### TASK DETAILS
Copy each line of the listing below exactly.

[Data entries]
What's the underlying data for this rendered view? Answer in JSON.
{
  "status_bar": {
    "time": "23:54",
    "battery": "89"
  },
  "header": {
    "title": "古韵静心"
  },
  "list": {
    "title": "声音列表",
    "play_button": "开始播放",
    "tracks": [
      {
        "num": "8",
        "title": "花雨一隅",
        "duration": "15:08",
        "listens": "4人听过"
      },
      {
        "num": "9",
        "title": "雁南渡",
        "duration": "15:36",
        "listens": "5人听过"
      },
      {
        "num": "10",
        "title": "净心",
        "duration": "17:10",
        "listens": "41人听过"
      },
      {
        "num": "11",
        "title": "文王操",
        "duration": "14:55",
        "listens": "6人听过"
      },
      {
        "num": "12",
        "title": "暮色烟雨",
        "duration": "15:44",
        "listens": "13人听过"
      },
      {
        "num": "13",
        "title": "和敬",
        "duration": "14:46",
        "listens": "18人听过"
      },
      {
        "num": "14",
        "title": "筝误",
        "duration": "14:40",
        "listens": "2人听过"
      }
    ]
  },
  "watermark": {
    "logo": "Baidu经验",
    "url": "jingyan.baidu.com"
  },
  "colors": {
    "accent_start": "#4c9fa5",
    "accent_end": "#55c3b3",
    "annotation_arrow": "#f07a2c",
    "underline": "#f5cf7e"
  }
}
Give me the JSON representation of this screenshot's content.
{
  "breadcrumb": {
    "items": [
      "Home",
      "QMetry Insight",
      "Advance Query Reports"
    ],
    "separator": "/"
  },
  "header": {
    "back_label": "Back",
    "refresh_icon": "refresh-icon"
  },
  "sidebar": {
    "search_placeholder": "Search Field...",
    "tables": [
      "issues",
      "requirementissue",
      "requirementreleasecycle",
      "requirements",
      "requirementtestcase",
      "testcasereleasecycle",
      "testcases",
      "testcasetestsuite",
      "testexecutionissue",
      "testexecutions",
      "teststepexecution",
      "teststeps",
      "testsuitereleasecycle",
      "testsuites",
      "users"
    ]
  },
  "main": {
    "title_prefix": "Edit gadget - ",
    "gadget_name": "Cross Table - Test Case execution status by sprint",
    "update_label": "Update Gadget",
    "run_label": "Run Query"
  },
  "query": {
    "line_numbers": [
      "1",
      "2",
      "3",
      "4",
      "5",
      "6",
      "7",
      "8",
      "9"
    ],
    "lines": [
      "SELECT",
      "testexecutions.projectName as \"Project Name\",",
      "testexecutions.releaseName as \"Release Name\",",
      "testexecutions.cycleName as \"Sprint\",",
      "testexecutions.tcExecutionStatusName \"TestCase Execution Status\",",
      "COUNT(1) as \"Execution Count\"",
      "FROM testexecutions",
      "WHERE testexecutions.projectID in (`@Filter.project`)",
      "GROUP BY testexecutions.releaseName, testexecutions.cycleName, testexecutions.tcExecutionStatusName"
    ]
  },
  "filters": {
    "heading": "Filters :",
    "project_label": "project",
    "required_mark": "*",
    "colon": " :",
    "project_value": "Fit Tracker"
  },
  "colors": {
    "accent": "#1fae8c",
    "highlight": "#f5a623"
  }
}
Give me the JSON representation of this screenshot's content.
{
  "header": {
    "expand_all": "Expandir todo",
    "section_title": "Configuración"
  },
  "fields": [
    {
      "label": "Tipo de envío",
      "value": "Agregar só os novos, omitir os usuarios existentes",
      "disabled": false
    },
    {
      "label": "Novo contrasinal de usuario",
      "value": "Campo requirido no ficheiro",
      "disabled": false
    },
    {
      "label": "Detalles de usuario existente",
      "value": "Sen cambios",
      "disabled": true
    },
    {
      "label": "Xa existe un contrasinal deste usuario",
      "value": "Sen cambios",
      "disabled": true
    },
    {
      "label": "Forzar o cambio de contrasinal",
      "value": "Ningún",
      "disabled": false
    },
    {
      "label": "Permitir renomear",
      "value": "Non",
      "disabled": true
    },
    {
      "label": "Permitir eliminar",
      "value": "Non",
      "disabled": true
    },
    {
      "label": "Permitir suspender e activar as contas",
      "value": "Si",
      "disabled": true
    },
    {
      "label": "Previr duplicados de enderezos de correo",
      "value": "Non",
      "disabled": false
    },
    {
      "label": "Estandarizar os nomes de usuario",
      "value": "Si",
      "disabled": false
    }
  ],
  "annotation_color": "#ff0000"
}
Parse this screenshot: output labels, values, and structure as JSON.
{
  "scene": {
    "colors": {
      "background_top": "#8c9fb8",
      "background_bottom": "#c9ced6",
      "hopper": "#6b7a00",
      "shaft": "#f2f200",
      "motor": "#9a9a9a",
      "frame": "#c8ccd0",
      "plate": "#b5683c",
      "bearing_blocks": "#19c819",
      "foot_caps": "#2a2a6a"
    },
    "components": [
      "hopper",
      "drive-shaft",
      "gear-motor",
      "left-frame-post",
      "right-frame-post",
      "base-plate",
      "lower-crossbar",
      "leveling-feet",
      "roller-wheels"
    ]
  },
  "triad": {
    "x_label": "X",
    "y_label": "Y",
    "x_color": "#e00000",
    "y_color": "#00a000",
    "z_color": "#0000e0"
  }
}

### PROBLEM SOLUTION
What's the underlying data for this rendered view? Answer in JSON.
{
  "status_bar": {
    "time": "23:54",
    "battery": "89"
  },
  "header": {
    "title": "古韵静心"
  },
  "list": {
    "title": "声音列表",
    "play_button": "开始播放",
    "tracks": [
      {
        "num": "8",
        "title": "花雨一隅",
        "duration": "15:08",
        "listens": "4人听过"
      },
      {
        "num": "9",
        "title": "雁南渡",
        "duration": "15:36",
        "listens": "5人听过"
      },
      {
        "num": "10",
        "title": "净心",
        "duration": "17:10",
        "listens": "41人听过"
      },
      {
        "num": "11",
        "title": "文王操",
        "duration": "14:55",
        "listens": "6人听过"
      },
      {
        "num": "12",
        "title": "暮色烟雨",
        "duration": "15:44",
        "listens": "13人听过"
      },
      {
        "num": "13",
        "title": "和敬",
        "duration": "14:46",
        "listens": "18人听过"
      },
      {
        "num": "14",
        "title": "筝误",
        "duration": "14:40",
        "listens": "2人听过"
      }
    ]
  },
  "watermark": {
    "logo": "Baidu经验",
    "url": "jingyan.baidu.com"
  },
  "colors": {
    "accent_start": "#4c9fa5",
    "accent_end": "#55c3b3",
    "annotation_arrow": "#f07a2c",
    "underline": "#f5cf7e"
  }
}
Give me the JSON representation of this screenshot's content.
{
  "breadcrumb": {
    "items": [
      "Home",
      "QMetry Insight",
      "Advance Query Reports"
    ],
    "separator": "/"
  },
  "header": {
    "back_label": "Back",
    "refresh_icon": "refresh-icon"
  },
  "sidebar": {
    "search_placeholder": "Search Field...",
    "tables": [
      "issues",
      "requirementissue",
      "requirementreleasecycle",
      "requirements",
      "requirementtestcase",
      "testcasereleasecycle",
      "testcases",
      "testcasetestsuite",
      "testexecutionissue",
      "testexecutions",
      "teststepexecution",
      "teststeps",
      "testsuitereleasecycle",
      "testsuites",
      "users"
    ]
  },
  "main": {
    "title_prefix": "Edit gadget - ",
    "gadget_name": "Cross Table - Test Case execution status by sprint",
    "update_label": "Update Gadget",
    "run_label": "Run Query"
  },
  "query": {
    "line_numbers": [
      "1",
      "2",
      "3",
      "4",
      "5",
      "6",
      "7",
      "8",
      "9"
    ],
    "lines": [
      "SELECT",
      "testexecutions.projectName as \"Project Name\",",
      "testexecutions.releaseName as \"Release Name\",",
      "testexecutions.cycleName as \"Sprint\",",
      "testexecutions.tcExecutionStatusName \"TestCase Execution Status\",",
      "COUNT(1) as \"Execution Count\"",
      "FROM testexecutions",
      "WHERE testexecutions.projectID in (`@Filter.project`)",
      "GROUP BY testexecutions.releaseName, testexecutions.cycleName, testexecutions.tcExecutionStatusName"
    ]
  },
  "filters": {
    "heading": "Filters :",
    "project_label": "project",
    "required_mark": "*",
    "colon": " :",
    "project_value": "Fit Tracker"
  },
  "colors": {
    "accent": "#1fae8c",
    "highlight": "#f5a623"
  }
}
Give me the JSON representation of this screenshot's content.
{
  "header": {
    "expand_all": "Expandir todo",
    "section_title": "Configuración"
  },
  "fields": [
    {
      "label": "Tipo de envío",
      "value": "Agregar só os novos, omitir os usuarios existentes",
      "disabled": false
    },
    {
      "label": "Novo contrasinal de usuario",
      "value": "Campo requirido no ficheiro",
      "disabled": false
    },
    {
      "label": "Detalles de usuario existente",
      "value": "Sen cambios",
      "disabled": true
    },
    {
      "label": "Xa existe un contrasinal deste usuario",
      "value": "Sen cambios",
      "disabled": true
    },
    {
      "label": "Forzar o cambio de contrasinal",
      "value": "Ningún",
      "disabled": false
    },
    {
      "label": "Permitir renomear",
      "value": "Non",
      "disabled": true
    },
    {
      "label": "Permitir eliminar",
      "value": "Non",
      "disabled": true
    },
    {
      "label": "Permitir suspender e activar as contas",
      "value": "Si",
      "disabled": true
    },
    {
      "label": "Previr duplicados de enderezos de correo",
      "value": "Non",
      "disabled": false
    },
    {
      "label": "Estandarizar os nomes de usuario",
      "value": "Si",
      "disabled": false
    }
  ],
  "annotation_color": "#ff0000"
}
Parse this screenshot: output labels, values, and structure as JSON.
{
  "scene": {
    "colors": {
      "background_top": "#8c9fb8",
      "background_bottom": "#c9ced6",
      "hopper": "#6b7a00",
      "shaft": "#f2f200",
      "motor": "#9a9a9a",
      "frame": "#c8ccd0",
      "plate": "#b5683c",
      "bearing_blocks": "#19c819",
      "foot_caps": "#2a2a6a"
    },
    "components": [
      "hopper",
      "drive-shaft",
      "gear-motor",
      "left-frame-post",
      "right-frame-post",
      "base-plate",
      "lower-crossbar",
      "leveling-feet",
      "roller-wheels"
    ]
  },
  "triad": {
    "x_label": "X",
    "y_label": "Y",
    "x_color": "#e00000",
    "y_color": "#00a000",
    "z_color": "#0000e0"
  }
}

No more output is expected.